Quiebros de impresión

EL Málaga-Barcelona es uno de esos partidos que uno siempre espera con gran expectación. Siempre se tiene la idea de que por qué no se va a dar un encuentro como el del 5-1 de hace siete temporadas. Guardo gran recuerdo de los tres goles de Salva Ballesta, el de Diego Alonso y el de Canabal aquel día. ¡Qué partido! Aunque también nos vale un 1-0. Espero que haya un buen espectáculo. Jugadores de calidad contrastada hay en los dos bandos. Grandes quebradores, de los que desequilibran, de los que por sí mismos son capaces de cambiar un partido. Isco y Cazorla, de los que juegan habitualmente en el Málaga. Messi e Iniesta, en el bando culé. Por eso les voy a recordar un par de anécdotas de regates de impresión que he vivido en dos de estos duelos en nuestro campo.

Ya la campaña anterior les conté cómo Basora se la lió a González en un 0-7 del Barcelona en la Rosaleda en Copa a finales de los años 40.

Lo que me faltó por explicarles fueron algunos datos del propio González, quien tiene tras de sí una interesante historia. Este defensa izquierdo es el padre de un ex jugador del Zaragoza, que fue internacional por España, y abuelo de Lucas Alcaraz, actual técnico del Almería. Con él tuve un gran relación. Me llevaba en el side car de su moto al colegio todas las mañanas, cuando él se iba a trabajar, pues era empleado de Hacienda. De su hijo he de decirles que ahora está de catedrático allí, según me dijo Santi Aragón, otro malagueño que vive por la capital aragonesa, como Apoño y Aranda, dos recién llegados a la ribera del Ebro.

▶ [EXPLORA EL MATERIAL]:
**a)** Según el texto sobre el Málaga-Barcelona, ¿de qué trabajaba González?
**b)** Continúa el texto sobre el Málaga-Barcelona a partir de su última oración.

▶ [DATOS REGISTRADOS]:
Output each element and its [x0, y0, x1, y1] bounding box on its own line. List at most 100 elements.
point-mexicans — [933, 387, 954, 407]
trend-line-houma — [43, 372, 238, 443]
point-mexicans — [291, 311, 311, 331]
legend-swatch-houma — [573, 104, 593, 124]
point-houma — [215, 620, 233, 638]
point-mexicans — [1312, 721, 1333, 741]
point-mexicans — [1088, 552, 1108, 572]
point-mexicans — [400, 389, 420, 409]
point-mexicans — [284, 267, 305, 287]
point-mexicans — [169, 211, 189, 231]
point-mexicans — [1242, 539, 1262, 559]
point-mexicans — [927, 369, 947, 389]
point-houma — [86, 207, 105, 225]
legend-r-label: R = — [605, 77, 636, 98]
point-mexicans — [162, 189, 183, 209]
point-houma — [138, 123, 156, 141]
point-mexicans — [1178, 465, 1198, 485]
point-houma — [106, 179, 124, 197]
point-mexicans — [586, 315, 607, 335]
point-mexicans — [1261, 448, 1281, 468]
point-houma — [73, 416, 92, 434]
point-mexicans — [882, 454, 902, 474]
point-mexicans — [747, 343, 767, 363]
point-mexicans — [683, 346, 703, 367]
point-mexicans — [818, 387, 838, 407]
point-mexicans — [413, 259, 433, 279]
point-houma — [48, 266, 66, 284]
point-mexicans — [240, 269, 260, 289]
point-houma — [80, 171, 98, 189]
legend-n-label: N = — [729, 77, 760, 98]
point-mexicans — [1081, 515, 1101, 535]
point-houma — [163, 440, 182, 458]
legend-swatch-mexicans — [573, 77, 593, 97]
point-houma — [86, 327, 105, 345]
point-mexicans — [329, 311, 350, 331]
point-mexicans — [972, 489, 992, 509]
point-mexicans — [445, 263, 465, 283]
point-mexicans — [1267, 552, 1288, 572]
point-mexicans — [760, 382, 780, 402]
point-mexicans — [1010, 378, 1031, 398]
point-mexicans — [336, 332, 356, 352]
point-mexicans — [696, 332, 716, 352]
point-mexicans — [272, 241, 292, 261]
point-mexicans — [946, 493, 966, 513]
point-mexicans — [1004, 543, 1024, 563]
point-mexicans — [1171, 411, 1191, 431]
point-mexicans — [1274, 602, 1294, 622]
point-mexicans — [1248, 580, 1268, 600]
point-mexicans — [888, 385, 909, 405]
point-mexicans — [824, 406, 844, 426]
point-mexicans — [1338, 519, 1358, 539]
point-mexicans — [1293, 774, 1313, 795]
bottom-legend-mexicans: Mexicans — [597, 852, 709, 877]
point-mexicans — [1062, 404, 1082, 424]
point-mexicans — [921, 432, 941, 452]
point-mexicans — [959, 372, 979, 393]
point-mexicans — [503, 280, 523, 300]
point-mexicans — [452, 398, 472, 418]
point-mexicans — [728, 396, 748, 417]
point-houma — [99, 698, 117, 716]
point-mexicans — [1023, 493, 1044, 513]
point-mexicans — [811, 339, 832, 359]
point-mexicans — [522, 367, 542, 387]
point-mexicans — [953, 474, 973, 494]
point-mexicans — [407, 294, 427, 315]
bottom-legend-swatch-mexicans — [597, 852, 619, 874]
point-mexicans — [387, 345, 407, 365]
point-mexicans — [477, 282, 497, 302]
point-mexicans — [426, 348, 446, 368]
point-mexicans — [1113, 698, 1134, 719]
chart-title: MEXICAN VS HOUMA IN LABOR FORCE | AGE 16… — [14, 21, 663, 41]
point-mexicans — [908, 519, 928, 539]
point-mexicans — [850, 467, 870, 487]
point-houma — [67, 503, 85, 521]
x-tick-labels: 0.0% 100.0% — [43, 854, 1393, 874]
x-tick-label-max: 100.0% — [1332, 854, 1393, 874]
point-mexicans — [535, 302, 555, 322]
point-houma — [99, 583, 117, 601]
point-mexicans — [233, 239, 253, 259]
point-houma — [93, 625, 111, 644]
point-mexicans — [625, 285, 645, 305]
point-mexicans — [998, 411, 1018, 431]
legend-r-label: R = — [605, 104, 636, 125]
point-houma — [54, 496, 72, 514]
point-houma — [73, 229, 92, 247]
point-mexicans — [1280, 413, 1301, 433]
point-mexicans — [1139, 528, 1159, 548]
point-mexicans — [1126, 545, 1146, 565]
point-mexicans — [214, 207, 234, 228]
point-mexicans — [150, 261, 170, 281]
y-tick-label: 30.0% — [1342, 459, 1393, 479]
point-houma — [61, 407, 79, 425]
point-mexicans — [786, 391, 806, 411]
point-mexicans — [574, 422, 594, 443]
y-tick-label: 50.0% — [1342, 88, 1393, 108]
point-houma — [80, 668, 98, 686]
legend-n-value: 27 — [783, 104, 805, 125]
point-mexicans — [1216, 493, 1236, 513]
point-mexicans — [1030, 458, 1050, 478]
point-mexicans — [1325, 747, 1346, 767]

▶ [RESPUESTAS DE LA ACTIVIDAD]:
**a)** Era empleado de Hacienda.

**b)**
Como les había dicho, González, desesperado, acabó tirándose de cabeza a los pies del genial extremo azulgrana. Otra jugada un tanto extraña también se dio en un Málaga-Barcelona con otros protagonistas. Sinceramente, con esta disfrutamos más los malaguistas. Álvarez, un extremo derecho cordobés que teníamos, le dio tres quiebros a Gallego, histórico central azulgrana, que le dejó listo: se lesionó en la espalda. Álvarez vino del Córdoba en la época de Marcel Domingo. ¡No le decía nada cuando lo cogía cerca del banquillo! Alvarito, como le decían, fue un gran extremo del Málaga. En esa época creo que había incluso mejor plantilla que ahora (temporada 72/73).

También tuve bastante amistad con un extremo derecha que vino del Barcelona a inicio de los 50 y de nombre Gamonal. Uno de esos hombres que merecen la pena.